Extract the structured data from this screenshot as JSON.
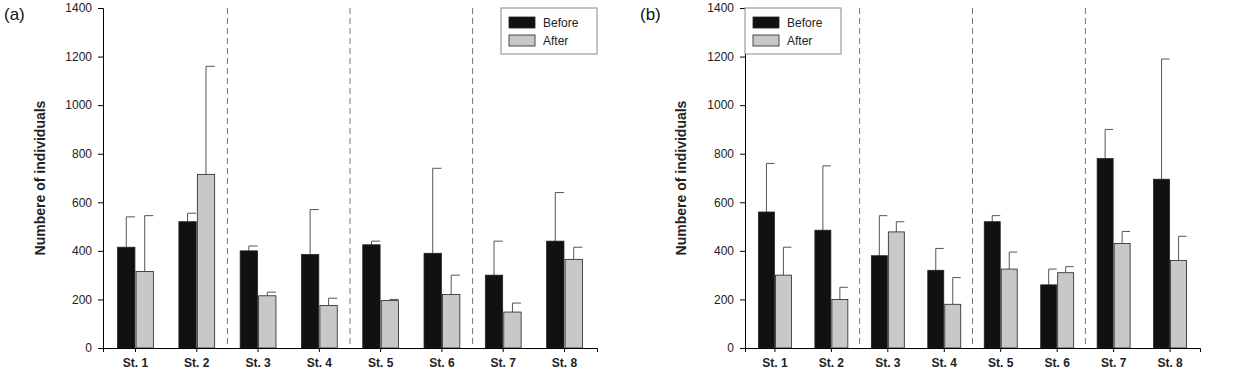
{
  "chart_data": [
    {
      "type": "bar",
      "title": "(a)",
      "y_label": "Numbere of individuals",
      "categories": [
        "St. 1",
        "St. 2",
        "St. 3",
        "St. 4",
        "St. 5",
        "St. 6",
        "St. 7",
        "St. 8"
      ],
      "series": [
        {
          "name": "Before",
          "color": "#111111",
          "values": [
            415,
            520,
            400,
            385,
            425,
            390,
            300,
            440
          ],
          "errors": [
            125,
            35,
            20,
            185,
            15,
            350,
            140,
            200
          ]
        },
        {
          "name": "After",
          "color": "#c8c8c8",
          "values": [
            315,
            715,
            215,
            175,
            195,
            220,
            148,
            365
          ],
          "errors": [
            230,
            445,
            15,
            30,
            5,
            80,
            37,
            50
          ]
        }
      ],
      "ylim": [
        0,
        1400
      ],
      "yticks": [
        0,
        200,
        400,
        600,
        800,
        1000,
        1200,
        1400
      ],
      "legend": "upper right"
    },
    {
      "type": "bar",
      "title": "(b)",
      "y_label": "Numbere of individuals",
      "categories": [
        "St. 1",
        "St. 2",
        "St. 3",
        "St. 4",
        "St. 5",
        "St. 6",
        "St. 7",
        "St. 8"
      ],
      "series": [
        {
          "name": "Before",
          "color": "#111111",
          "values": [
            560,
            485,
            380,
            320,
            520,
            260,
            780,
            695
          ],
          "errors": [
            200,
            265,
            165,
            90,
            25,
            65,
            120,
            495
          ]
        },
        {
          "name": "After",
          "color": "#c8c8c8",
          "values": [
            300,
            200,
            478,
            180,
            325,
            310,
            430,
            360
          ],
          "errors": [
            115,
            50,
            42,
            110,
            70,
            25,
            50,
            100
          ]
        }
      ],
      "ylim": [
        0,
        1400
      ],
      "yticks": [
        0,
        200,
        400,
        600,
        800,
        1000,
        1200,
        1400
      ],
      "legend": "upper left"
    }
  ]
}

******

• **Stated exercise**:
Output every entry exactly as given; pictures are not part of the copy.

• **Expected output**:
Extract the structured data from this screenshot as JSON.
{
  "chart_data": [
    {
      "type": "bar",
      "title": "(a)",
      "y_label": "Numbere of individuals",
      "categories": [
        "St. 1",
        "St. 2",
        "St. 3",
        "St. 4",
        "St. 5",
        "St. 6",
        "St. 7",
        "St. 8"
      ],
      "series": [
        {
          "name": "Before",
          "color": "#111111",
          "values": [
            415,
            520,
            400,
            385,
            425,
            390,
            300,
            440
          ],
          "errors": [
            125,
            35,
            20,
            185,
            15,
            350,
            140,
            200
          ]
        },
        {
          "name": "After",
          "color": "#c8c8c8",
          "values": [
            315,
            715,
            215,
            175,
            195,
            220,
            148,
            365
          ],
          "errors": [
            230,
            445,
            15,
            30,
            5,
            80,
            37,
            50
          ]
        }
      ],
      "ylim": [
        0,
        1400
      ],
      "yticks": [
        0,
        200,
        400,
        600,
        800,
        1000,
        1200,
        1400
      ],
      "legend": "upper right"
    },
    {
      "type": "bar",
      "title": "(b)",
      "y_label": "Numbere of individuals",
      "categories": [
        "St. 1",
        "St. 2",
        "St. 3",
        "St. 4",
        "St. 5",
        "St. 6",
        "St. 7",
        "St. 8"
      ],
      "series": [
        {
          "name": "Before",
          "color": "#111111",
          "values": [
            560,
            485,
            380,
            320,
            520,
            260,
            780,
            695
          ],
          "errors": [
            200,
            265,
            165,
            90,
            25,
            65,
            120,
            495
          ]
        },
        {
          "name": "After",
          "color": "#c8c8c8",
          "values": [
            300,
            200,
            478,
            180,
            325,
            310,
            430,
            360
          ],
          "errors": [
            115,
            50,
            42,
            110,
            70,
            25,
            50,
            100
          ]
        }
      ],
      "ylim": [
        0,
        1400
      ],
      "yticks": [
        0,
        200,
        400,
        600,
        800,
        1000,
        1200,
        1400
      ],
      "legend": "upper left"
    }
  ]
}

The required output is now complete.